• Data rows
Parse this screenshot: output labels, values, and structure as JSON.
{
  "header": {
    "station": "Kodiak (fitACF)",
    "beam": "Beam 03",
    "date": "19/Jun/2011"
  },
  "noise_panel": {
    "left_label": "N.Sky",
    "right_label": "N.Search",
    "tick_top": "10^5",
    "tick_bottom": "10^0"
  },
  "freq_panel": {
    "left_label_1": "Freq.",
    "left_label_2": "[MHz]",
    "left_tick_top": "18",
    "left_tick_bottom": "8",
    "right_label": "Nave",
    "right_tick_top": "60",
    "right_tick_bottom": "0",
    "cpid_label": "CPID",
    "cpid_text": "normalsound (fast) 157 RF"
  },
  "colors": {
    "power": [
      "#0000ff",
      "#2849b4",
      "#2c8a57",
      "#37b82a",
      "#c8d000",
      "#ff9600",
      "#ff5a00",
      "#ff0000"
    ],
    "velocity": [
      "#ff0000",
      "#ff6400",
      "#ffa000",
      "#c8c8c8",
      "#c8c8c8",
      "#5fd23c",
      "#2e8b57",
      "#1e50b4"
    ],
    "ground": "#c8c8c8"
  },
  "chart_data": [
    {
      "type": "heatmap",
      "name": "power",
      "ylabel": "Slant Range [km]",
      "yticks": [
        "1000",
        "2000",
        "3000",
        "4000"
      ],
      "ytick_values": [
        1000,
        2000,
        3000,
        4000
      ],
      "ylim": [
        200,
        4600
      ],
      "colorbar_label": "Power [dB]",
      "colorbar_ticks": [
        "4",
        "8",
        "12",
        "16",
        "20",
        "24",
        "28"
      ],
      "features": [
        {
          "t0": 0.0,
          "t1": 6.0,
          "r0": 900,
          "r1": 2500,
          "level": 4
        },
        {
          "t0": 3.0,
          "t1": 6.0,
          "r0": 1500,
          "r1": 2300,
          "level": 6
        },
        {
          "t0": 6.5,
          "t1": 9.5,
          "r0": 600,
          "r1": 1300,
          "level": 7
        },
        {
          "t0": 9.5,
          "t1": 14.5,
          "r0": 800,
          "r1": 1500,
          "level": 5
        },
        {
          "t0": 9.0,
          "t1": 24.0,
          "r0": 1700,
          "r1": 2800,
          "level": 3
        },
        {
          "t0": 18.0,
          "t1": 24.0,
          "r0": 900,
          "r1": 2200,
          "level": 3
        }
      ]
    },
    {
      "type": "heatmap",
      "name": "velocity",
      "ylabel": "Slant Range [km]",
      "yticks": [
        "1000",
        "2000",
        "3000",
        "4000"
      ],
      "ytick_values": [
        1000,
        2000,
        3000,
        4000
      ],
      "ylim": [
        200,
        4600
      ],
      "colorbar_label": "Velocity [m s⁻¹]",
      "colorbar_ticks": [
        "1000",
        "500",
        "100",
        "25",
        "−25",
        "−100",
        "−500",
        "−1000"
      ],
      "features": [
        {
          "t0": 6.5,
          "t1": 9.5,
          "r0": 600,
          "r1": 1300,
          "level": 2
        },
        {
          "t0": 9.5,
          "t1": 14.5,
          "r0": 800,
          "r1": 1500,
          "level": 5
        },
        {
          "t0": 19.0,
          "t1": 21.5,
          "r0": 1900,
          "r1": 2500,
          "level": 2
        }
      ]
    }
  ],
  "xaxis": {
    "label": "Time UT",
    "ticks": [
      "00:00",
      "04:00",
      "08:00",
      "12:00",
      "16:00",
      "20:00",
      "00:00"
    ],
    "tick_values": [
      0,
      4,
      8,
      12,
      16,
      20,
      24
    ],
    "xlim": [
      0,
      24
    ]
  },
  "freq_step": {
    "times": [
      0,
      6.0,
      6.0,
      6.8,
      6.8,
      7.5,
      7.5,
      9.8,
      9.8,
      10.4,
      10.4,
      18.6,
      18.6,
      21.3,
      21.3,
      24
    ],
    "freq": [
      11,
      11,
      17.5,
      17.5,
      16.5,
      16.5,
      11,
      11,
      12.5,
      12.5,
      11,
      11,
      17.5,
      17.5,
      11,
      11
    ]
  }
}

• What the exercise asks
Copy every line verbatim.

• Reply to the task
Parse this screenshot: output labels, values, and structure as JSON.
{
  "header": {
    "station": "Kodiak (fitACF)",
    "beam": "Beam 03",
    "date": "19/Jun/2011"
  },
  "noise_panel": {
    "left_label": "N.Sky",
    "right_label": "N.Search",
    "tick_top": "10^5",
    "tick_bottom": "10^0"
  },
  "freq_panel": {
    "left_label_1": "Freq.",
    "left_label_2": "[MHz]",
    "left_tick_top": "18",
    "left_tick_bottom": "8",
    "right_label": "Nave",
    "right_tick_top": "60",
    "right_tick_bottom": "0",
    "cpid_label": "CPID",
    "cpid_text": "normalsound (fast) 157 RF"
  },
  "colors": {
    "power": [
      "#0000ff",
      "#2849b4",
      "#2c8a57",
      "#37b82a",
      "#c8d000",
      "#ff9600",
      "#ff5a00",
      "#ff0000"
    ],
    "velocity": [
      "#ff0000",
      "#ff6400",
      "#ffa000",
      "#c8c8c8",
      "#c8c8c8",
      "#5fd23c",
      "#2e8b57",
      "#1e50b4"
    ],
    "ground": "#c8c8c8"
  },
  "chart_data": [
    {
      "type": "heatmap",
      "name": "power",
      "ylabel": "Slant Range [km]",
      "yticks": [
        "1000",
        "2000",
        "3000",
        "4000"
      ],
      "ytick_values": [
        1000,
        2000,
        3000,
        4000
      ],
      "ylim": [
        200,
        4600
      ],
      "colorbar_label": "Power [dB]",
      "colorbar_ticks": [
        "4",
        "8",
        "12",
        "16",
        "20",
        "24",
        "28"
      ],
      "features": [
        {
          "t0": 0.0,
          "t1": 6.0,
          "r0": 900,
          "r1": 2500,
          "level": 4
        },
        {
          "t0": 3.0,
          "t1": 6.0,
          "r0": 1500,
          "r1": 2300,
          "level": 6
        },
        {
          "t0": 6.5,
          "t1": 9.5,
          "r0": 600,
          "r1": 1300,
          "level": 7
        },
        {
          "t0": 9.5,
          "t1": 14.5,
          "r0": 800,
          "r1": 1500,
          "level": 5
        },
        {
          "t0": 9.0,
          "t1": 24.0,
          "r0": 1700,
          "r1": 2800,
          "level": 3
        },
        {
          "t0": 18.0,
          "t1": 24.0,
          "r0": 900,
          "r1": 2200,
          "level": 3
        }
      ]
    },
    {
      "type": "heatmap",
      "name": "velocity",
      "ylabel": "Slant Range [km]",
      "yticks": [
        "1000",
        "2000",
        "3000",
        "4000"
      ],
      "ytick_values": [
        1000,
        2000,
        3000,
        4000
      ],
      "ylim": [
        200,
        4600
      ],
      "colorbar_label": "Velocity [m s⁻¹]",
      "colorbar_ticks": [
        "1000",
        "500",
        "100",
        "25",
        "−25",
        "−100",
        "−500",
        "−1000"
      ],
      "features": [
        {
          "t0": 6.5,
          "t1": 9.5,
          "r0": 600,
          "r1": 1300,
          "level": 2
        },
        {
          "t0": 9.5,
          "t1": 14.5,
          "r0": 800,
          "r1": 1500,
          "level": 5
        },
        {
          "t0": 19.0,
          "t1": 21.5,
          "r0": 1900,
          "r1": 2500,
          "level": 2
        }
      ]
    }
  ],
  "xaxis": {
    "label": "Time UT",
    "ticks": [
      "00:00",
      "04:00",
      "08:00",
      "12:00",
      "16:00",
      "20:00",
      "00:00"
    ],
    "tick_values": [
      0,
      4,
      8,
      12,
      16,
      20,
      24
    ],
    "xlim": [
      0,
      24
    ]
  },
  "freq_step": {
    "times": [
      0,
      6.0,
      6.0,
      6.8,
      6.8,
      7.5,
      7.5,
      9.8,
      9.8,
      10.4,
      10.4,
      18.6,
      18.6,
      21.3,
      21.3,
      24
    ],
    "freq": [
      11,
      11,
      17.5,
      17.5,
      16.5,
      16.5,
      11,
      11,
      12.5,
      12.5,
      11,
      11,
      17.5,
      17.5,
      11,
      11
    ]
  }
}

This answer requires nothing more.